Source records

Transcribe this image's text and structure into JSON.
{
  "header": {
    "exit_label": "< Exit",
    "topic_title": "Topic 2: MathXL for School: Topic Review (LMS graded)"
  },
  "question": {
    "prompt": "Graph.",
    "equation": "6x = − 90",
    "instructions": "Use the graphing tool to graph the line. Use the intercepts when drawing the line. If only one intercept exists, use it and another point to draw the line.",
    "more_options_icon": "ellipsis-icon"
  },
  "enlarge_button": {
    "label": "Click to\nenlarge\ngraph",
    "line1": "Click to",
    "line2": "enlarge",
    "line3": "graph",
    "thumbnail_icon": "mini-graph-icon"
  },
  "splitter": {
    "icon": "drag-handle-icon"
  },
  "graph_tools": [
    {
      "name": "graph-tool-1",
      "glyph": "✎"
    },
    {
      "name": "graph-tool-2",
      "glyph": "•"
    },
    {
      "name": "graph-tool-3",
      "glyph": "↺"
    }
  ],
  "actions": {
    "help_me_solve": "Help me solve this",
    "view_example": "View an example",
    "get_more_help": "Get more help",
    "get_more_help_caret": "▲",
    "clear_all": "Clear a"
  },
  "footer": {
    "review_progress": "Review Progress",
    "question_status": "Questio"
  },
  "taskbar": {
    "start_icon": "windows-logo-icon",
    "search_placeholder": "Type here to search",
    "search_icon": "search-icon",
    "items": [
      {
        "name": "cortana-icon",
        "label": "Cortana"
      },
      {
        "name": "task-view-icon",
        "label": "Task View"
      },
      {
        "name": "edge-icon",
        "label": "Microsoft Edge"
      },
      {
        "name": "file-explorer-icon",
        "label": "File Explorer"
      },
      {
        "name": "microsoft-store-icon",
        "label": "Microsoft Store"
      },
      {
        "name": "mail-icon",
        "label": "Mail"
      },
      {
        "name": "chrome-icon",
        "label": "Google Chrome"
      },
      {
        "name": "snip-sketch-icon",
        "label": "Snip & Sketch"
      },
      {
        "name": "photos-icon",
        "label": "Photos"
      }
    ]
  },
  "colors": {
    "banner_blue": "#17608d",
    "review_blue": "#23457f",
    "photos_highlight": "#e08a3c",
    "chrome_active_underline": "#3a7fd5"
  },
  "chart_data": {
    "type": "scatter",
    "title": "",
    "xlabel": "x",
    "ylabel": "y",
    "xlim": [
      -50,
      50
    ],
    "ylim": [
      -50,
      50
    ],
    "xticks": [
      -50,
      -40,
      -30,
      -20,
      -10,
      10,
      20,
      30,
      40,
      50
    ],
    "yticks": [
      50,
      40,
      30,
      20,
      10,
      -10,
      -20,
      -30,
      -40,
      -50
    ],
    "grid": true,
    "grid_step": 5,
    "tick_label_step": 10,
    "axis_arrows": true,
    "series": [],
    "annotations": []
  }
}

## TASK TO CARRY OUT:
Restate each entry exactly, skipping none.

## THE COMPLETED TASK:
Transcribe this image's text and structure into JSON.
{
  "header": {
    "exit_label": "< Exit",
    "topic_title": "Topic 2: MathXL for School: Topic Review (LMS graded)"
  },
  "question": {
    "prompt": "Graph.",
    "equation": "6x = − 90",
    "instructions": "Use the graphing tool to graph the line. Use the intercepts when drawing the line. If only one intercept exists, use it and another point to draw the line.",
    "more_options_icon": "ellipsis-icon"
  },
  "enlarge_button": {
    "label": "Click to\nenlarge\ngraph",
    "line1": "Click to",
    "line2": "enlarge",
    "line3": "graph",
    "thumbnail_icon": "mini-graph-icon"
  },
  "splitter": {
    "icon": "drag-handle-icon"
  },
  "graph_tools": [
    {
      "name": "graph-tool-1",
      "glyph": "✎"
    },
    {
      "name": "graph-tool-2",
      "glyph": "•"
    },
    {
      "name": "graph-tool-3",
      "glyph": "↺"
    }
  ],
  "actions": {
    "help_me_solve": "Help me solve this",
    "view_example": "View an example",
    "get_more_help": "Get more help",
    "get_more_help_caret": "▲",
    "clear_all": "Clear a"
  },
  "footer": {
    "review_progress": "Review Progress",
    "question_status": "Questio"
  },
  "taskbar": {
    "start_icon": "windows-logo-icon",
    "search_placeholder": "Type here to search",
    "search_icon": "search-icon",
    "items": [
      {
        "name": "cortana-icon",
        "label": "Cortana"
      },
      {
        "name": "task-view-icon",
        "label": "Task View"
      },
      {
        "name": "edge-icon",
        "label": "Microsoft Edge"
      },
      {
        "name": "file-explorer-icon",
        "label": "File Explorer"
      },
      {
        "name": "microsoft-store-icon",
        "label": "Microsoft Store"
      },
      {
        "name": "mail-icon",
        "label": "Mail"
      },
      {
        "name": "chrome-icon",
        "label": "Google Chrome"
      },
      {
        "name": "snip-sketch-icon",
        "label": "Snip & Sketch"
      },
      {
        "name": "photos-icon",
        "label": "Photos"
      }
    ]
  },
  "colors": {
    "banner_blue": "#17608d",
    "review_blue": "#23457f",
    "photos_highlight": "#e08a3c",
    "chrome_active_underline": "#3a7fd5"
  },
  "chart_data": {
    "type": "scatter",
    "title": "",
    "xlabel": "x",
    "ylabel": "y",
    "xlim": [
      -50,
      50
    ],
    "ylim": [
      -50,
      50
    ],
    "xticks": [
      -50,
      -40,
      -30,
      -20,
      -10,
      10,
      20,
      30,
      40,
      50
    ],
    "yticks": [
      50,
      40,
      30,
      20,
      10,
      -10,
      -20,
      -30,
      -40,
      -50
    ],
    "grid": true,
    "grid_step": 5,
    "tick_label_step": 10,
    "axis_arrows": true,
    "series": [],
    "annotations": []
  }
}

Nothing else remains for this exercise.